# Data for processing start

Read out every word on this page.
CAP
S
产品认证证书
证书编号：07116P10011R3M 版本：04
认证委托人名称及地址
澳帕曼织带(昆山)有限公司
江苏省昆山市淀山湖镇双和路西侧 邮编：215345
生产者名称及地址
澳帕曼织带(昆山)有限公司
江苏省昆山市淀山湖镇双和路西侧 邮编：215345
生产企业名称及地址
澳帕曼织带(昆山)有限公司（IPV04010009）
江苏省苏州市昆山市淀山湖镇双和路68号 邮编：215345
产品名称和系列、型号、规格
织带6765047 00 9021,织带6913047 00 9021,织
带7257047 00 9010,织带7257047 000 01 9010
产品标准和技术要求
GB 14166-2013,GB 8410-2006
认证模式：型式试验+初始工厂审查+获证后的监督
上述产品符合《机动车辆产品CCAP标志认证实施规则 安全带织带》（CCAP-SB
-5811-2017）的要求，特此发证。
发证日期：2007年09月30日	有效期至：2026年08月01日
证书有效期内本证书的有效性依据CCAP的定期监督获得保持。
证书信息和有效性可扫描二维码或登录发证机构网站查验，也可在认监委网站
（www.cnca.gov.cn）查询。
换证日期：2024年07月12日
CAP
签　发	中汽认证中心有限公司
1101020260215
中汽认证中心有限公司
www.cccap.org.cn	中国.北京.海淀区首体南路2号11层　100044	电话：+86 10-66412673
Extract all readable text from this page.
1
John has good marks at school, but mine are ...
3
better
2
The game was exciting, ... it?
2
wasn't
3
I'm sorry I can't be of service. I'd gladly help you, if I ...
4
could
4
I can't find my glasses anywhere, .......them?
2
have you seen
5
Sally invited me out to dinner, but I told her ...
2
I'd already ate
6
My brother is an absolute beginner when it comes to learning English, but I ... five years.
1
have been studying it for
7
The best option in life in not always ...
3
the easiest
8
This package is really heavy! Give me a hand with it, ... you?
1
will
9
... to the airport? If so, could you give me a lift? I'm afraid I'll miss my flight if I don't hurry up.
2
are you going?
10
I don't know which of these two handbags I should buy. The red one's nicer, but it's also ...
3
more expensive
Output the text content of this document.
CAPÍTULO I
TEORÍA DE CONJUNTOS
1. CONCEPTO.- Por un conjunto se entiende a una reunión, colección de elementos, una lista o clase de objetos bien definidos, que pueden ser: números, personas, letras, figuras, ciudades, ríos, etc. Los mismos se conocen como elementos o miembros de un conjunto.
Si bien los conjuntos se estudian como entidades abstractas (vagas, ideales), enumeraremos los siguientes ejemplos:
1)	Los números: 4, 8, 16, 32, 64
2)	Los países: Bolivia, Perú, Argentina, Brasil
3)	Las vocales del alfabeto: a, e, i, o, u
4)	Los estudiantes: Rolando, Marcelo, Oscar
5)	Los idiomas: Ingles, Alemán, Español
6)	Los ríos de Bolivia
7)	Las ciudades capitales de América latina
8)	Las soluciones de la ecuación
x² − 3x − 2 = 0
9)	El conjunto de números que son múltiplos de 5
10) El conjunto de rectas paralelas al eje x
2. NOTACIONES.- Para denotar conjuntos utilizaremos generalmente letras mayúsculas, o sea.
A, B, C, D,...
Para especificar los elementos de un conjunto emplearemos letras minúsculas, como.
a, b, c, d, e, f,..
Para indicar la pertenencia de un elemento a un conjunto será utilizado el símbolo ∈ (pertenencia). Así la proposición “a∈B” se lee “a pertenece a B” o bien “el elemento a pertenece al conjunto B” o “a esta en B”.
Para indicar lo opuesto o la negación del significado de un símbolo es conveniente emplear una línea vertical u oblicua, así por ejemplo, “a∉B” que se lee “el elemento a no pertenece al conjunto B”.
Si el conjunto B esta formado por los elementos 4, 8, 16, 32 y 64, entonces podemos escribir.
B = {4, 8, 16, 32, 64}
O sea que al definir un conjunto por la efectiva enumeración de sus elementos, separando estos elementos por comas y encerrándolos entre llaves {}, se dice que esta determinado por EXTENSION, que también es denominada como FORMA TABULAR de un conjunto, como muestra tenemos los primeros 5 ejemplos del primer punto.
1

# Data for processing end

Problem description. Report all lines of the material that contain the word "ríos".

Solution for this exercise.
1. CONCEPTO.- Por un conjunto se entiende a una reunión, colección de elementos, una lista o clase de objetos bien definidos, que pueden ser: números, personas, letras, figuras, ciudades, ríos, etc. Los mismos se conocen como elementos o miembros de un conjunto.
6)	Los ríos de Bolivia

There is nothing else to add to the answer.